→ Written instruction
Set down each record below precisely, skipping the pictures.

------

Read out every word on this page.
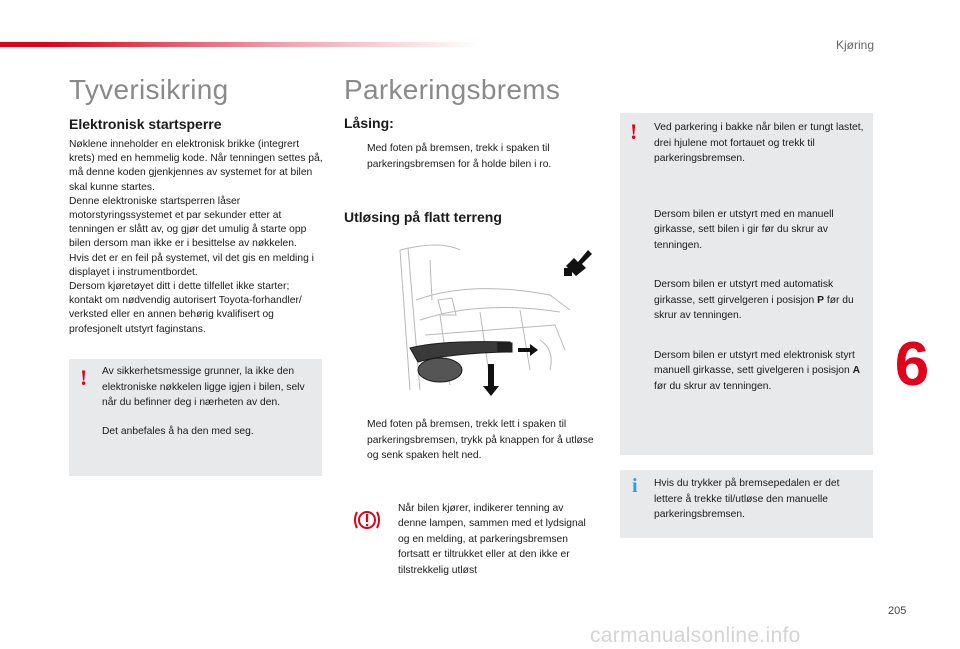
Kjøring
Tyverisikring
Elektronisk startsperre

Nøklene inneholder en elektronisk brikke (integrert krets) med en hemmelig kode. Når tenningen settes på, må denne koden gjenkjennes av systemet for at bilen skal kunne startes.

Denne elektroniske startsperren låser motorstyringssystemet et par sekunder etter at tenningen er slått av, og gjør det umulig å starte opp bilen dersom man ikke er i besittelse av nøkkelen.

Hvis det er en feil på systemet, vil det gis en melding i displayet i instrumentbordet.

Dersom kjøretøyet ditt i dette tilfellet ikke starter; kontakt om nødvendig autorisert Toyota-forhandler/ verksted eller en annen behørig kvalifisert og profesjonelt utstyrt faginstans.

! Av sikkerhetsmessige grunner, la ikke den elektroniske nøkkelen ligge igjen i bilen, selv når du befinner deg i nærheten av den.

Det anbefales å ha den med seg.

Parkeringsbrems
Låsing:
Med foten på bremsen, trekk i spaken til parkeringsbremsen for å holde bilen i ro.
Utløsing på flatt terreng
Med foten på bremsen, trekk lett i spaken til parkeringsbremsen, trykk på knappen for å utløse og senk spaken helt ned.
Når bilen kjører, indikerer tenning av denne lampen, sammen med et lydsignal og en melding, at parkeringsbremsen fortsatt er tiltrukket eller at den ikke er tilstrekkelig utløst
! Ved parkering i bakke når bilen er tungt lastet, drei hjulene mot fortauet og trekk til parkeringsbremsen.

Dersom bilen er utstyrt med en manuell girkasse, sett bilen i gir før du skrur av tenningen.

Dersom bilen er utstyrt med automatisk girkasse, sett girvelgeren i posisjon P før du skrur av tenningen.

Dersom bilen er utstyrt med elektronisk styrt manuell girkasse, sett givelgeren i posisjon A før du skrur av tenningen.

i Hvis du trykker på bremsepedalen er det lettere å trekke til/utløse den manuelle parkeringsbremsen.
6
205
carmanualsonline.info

------

→ Solution to the problem
Read out every word on this page.
Kjøring
Tyverisikring
Elektronisk startsperre

Nøklene inneholder en elektronisk brikke (integrert krets) med en hemmelig kode. Når tenningen settes på, må denne koden gjenkjennes av systemet for at bilen skal kunne startes.

Denne elektroniske startsperren låser motorstyringssystemet et par sekunder etter at tenningen er slått av, og gjør det umulig å starte opp bilen dersom man ikke er i besittelse av nøkkelen.

Hvis det er en feil på systemet, vil det gis en melding i displayet i instrumentbordet.

Dersom kjøretøyet ditt i dette tilfellet ikke starter; kontakt om nødvendig autorisert Toyota-forhandler/ verksted eller en annen behørig kvalifisert og profesjonelt utstyrt faginstans.

! Av sikkerhetsmessige grunner, la ikke den elektroniske nøkkelen ligge igjen i bilen, selv når du befinner deg i nærheten av den.

Det anbefales å ha den med seg.

Parkeringsbrems
Låsing:
Med foten på bremsen, trekk i spaken til parkeringsbremsen for å holde bilen i ro.
Utløsing på flatt terreng
Med foten på bremsen, trekk lett i spaken til parkeringsbremsen, trykk på knappen for å utløse og senk spaken helt ned.
Når bilen kjører, indikerer tenning av denne lampen, sammen med et lydsignal og en melding, at parkeringsbremsen fortsatt er tiltrukket eller at den ikke er tilstrekkelig utløst
! Ved parkering i bakke når bilen er tungt lastet, drei hjulene mot fortauet og trekk til parkeringsbremsen.

Dersom bilen er utstyrt med en manuell girkasse, sett bilen i gir før du skrur av tenningen.

Dersom bilen er utstyrt med automatisk girkasse, sett girvelgeren i posisjon P før du skrur av tenningen.

Dersom bilen er utstyrt med elektronisk styrt manuell girkasse, sett givelgeren i posisjon A før du skrur av tenningen.

i Hvis du trykker på bremsepedalen er det lettere å trekke til/utløse den manuelle parkeringsbremsen.
6
205
carmanualsonline.info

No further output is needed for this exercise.